WHAT YOU ARE ASKED TO DO
Repeat every line below exactly, word for word.

DATA FOR THE TASK

╔══

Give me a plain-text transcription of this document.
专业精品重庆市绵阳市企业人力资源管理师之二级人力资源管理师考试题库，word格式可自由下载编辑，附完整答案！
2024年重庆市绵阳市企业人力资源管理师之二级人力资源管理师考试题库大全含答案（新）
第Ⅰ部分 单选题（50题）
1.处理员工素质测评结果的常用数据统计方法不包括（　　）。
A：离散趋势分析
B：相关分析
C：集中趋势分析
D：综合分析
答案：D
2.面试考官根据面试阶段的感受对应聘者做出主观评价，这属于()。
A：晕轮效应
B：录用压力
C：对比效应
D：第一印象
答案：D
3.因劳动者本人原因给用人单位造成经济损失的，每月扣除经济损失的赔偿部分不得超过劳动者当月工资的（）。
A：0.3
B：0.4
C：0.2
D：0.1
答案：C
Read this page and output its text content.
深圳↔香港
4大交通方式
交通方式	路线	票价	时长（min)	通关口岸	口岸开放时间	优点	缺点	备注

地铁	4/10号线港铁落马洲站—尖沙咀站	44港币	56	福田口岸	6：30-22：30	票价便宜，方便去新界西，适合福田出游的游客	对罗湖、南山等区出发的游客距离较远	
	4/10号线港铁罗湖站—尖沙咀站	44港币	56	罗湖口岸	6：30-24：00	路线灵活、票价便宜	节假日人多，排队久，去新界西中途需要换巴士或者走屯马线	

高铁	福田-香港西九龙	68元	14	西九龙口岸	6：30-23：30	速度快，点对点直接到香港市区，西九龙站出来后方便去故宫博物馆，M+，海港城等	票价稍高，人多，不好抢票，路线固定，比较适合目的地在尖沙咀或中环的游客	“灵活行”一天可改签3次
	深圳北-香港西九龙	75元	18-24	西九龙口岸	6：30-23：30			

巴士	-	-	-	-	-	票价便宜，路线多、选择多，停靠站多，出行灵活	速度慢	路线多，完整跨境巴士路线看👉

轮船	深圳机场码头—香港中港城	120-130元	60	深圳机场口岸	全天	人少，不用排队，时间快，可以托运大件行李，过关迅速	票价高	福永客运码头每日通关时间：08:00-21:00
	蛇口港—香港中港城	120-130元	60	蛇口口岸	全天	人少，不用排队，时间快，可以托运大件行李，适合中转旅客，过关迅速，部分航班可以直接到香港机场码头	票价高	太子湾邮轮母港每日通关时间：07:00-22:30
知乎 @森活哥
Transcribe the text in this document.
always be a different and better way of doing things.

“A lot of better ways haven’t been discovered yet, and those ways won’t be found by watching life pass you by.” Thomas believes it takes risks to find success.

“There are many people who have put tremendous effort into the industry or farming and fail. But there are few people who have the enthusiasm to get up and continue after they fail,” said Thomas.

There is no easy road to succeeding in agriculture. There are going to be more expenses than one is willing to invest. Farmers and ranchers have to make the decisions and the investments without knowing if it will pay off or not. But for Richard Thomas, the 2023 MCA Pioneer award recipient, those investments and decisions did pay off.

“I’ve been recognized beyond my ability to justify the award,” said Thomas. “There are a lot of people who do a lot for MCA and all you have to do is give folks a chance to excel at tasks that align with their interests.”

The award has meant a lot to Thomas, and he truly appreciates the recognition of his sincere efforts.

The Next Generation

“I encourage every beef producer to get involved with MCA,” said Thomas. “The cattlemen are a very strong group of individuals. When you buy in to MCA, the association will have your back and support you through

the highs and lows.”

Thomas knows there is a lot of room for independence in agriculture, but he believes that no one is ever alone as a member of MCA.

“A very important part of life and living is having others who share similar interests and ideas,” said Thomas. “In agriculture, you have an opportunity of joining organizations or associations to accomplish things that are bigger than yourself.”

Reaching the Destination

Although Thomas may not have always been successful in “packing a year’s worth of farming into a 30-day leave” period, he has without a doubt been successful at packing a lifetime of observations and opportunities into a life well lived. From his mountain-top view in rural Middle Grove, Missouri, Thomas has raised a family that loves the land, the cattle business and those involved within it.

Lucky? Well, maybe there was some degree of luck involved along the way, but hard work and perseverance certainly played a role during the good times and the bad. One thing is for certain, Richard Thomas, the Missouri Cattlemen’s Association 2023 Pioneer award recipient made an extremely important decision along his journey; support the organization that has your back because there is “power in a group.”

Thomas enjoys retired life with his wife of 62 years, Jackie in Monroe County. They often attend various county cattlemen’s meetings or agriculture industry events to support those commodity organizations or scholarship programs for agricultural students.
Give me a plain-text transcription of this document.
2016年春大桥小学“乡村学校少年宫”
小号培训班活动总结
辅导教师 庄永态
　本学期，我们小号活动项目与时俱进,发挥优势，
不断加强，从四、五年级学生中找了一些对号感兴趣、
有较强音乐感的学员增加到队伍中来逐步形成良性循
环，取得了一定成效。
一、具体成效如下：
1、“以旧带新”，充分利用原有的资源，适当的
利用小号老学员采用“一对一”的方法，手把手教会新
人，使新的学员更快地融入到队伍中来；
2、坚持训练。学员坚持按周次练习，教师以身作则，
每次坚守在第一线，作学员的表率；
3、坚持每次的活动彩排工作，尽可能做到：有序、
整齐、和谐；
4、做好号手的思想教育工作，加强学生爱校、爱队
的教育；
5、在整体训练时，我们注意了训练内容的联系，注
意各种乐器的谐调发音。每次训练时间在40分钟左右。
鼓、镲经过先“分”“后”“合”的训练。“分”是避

╚══

RESPONSE
Give me a plain-text transcription of this document.
专业精品重庆市绵阳市企业人力资源管理师之二级人力资源管理师考试题库，word格式可自由下载编辑，附完整答案！
2024年重庆市绵阳市企业人力资源管理师之二级人力资源管理师考试题库大全含答案（新）
第Ⅰ部分 单选题（50题）
1.处理员工素质测评结果的常用数据统计方法不包括（　　）。
A：离散趋势分析
B：相关分析
C：集中趋势分析
D：综合分析
答案：D
2.面试考官根据面试阶段的感受对应聘者做出主观评价，这属于()。
A：晕轮效应
B：录用压力
C：对比效应
D：第一印象
答案：D
3.因劳动者本人原因给用人单位造成经济损失的，每月扣除经济损失的赔偿部分不得超过劳动者当月工资的（）。
A：0.3
B：0.4
C：0.2
D：0.1
答案：C
Read this page and output its text content.
深圳↔香港
4大交通方式
交通方式	路线	票价	时长（min)	通关口岸	口岸开放时间	优点	缺点	备注

地铁	4/10号线港铁落马洲站—尖沙咀站	44港币	56	福田口岸	6：30-22：30	票价便宜，方便去新界西，适合福田出游的游客	对罗湖、南山等区出发的游客距离较远	
	4/10号线港铁罗湖站—尖沙咀站	44港币	56	罗湖口岸	6：30-24：00	路线灵活、票价便宜	节假日人多，排队久，去新界西中途需要换巴士或者走屯马线	

高铁	福田-香港西九龙	68元	14	西九龙口岸	6：30-23：30	速度快，点对点直接到香港市区，西九龙站出来后方便去故宫博物馆，M+，海港城等	票价稍高，人多，不好抢票，路线固定，比较适合目的地在尖沙咀或中环的游客	“灵活行”一天可改签3次
	深圳北-香港西九龙	75元	18-24	西九龙口岸	6：30-23：30			

巴士	-	-	-	-	-	票价便宜，路线多、选择多，停靠站多，出行灵活	速度慢	路线多，完整跨境巴士路线看👉

轮船	深圳机场码头—香港中港城	120-130元	60	深圳机场口岸	全天	人少，不用排队，时间快，可以托运大件行李，过关迅速	票价高	福永客运码头每日通关时间：08:00-21:00
	蛇口港—香港中港城	120-130元	60	蛇口口岸	全天	人少，不用排队，时间快，可以托运大件行李，适合中转旅客，过关迅速，部分航班可以直接到香港机场码头	票价高	太子湾邮轮母港每日通关时间：07:00-22:30
知乎 @森活哥
Transcribe the text in this document.
always be a different and better way of doing things.

“A lot of better ways haven’t been discovered yet, and those ways won’t be found by watching life pass you by.” Thomas believes it takes risks to find success.

“There are many people who have put tremendous effort into the industry or farming and fail. But there are few people who have the enthusiasm to get up and continue after they fail,” said Thomas.

There is no easy road to succeeding in agriculture. There are going to be more expenses than one is willing to invest. Farmers and ranchers have to make the decisions and the investments without knowing if it will pay off or not. But for Richard Thomas, the 2023 MCA Pioneer award recipient, those investments and decisions did pay off.

“I’ve been recognized beyond my ability to justify the award,” said Thomas. “There are a lot of people who do a lot for MCA and all you have to do is give folks a chance to excel at tasks that align with their interests.”

The award has meant a lot to Thomas, and he truly appreciates the recognition of his sincere efforts.

The Next Generation

“I encourage every beef producer to get involved with MCA,” said Thomas. “The cattlemen are a very strong group of individuals. When you buy in to MCA, the association will have your back and support you through

the highs and lows.”

Thomas knows there is a lot of room for independence in agriculture, but he believes that no one is ever alone as a member of MCA.

“A very important part of life and living is having others who share similar interests and ideas,” said Thomas. “In agriculture, you have an opportunity of joining organizations or associations to accomplish things that are bigger than yourself.”

Reaching the Destination

Although Thomas may not have always been successful in “packing a year’s worth of farming into a 30-day leave” period, he has without a doubt been successful at packing a lifetime of observations and opportunities into a life well lived. From his mountain-top view in rural Middle Grove, Missouri, Thomas has raised a family that loves the land, the cattle business and those involved within it.

Lucky? Well, maybe there was some degree of luck involved along the way, but hard work and perseverance certainly played a role during the good times and the bad. One thing is for certain, Richard Thomas, the Missouri Cattlemen’s Association 2023 Pioneer award recipient made an extremely important decision along his journey; support the organization that has your back because there is “power in a group.”

Thomas enjoys retired life with his wife of 62 years, Jackie in Monroe County. They often attend various county cattlemen’s meetings or agriculture industry events to support those commodity organizations or scholarship programs for agricultural students.
Give me a plain-text transcription of this document.
2016年春大桥小学“乡村学校少年宫”
小号培训班活动总结
辅导教师 庄永态
　本学期，我们小号活动项目与时俱进,发挥优势，
不断加强，从四、五年级学生中找了一些对号感兴趣、
有较强音乐感的学员增加到队伍中来逐步形成良性循
环，取得了一定成效。
一、具体成效如下：
1、“以旧带新”，充分利用原有的资源，适当的
利用小号老学员采用“一对一”的方法，手把手教会新
人，使新的学员更快地融入到队伍中来；
2、坚持训练。学员坚持按周次练习，教师以身作则，
每次坚守在第一线，作学员的表率；
3、坚持每次的活动彩排工作，尽可能做到：有序、
整齐、和谐；
4、做好号手的思想教育工作，加强学生爱校、爱队
的教育；
5、在整体训练时，我们注意了训练内容的联系，注
意各种乐器的谐调发音。每次训练时间在40分钟左右。
鼓、镲经过先“分”“后”“合”的训练。“分”是避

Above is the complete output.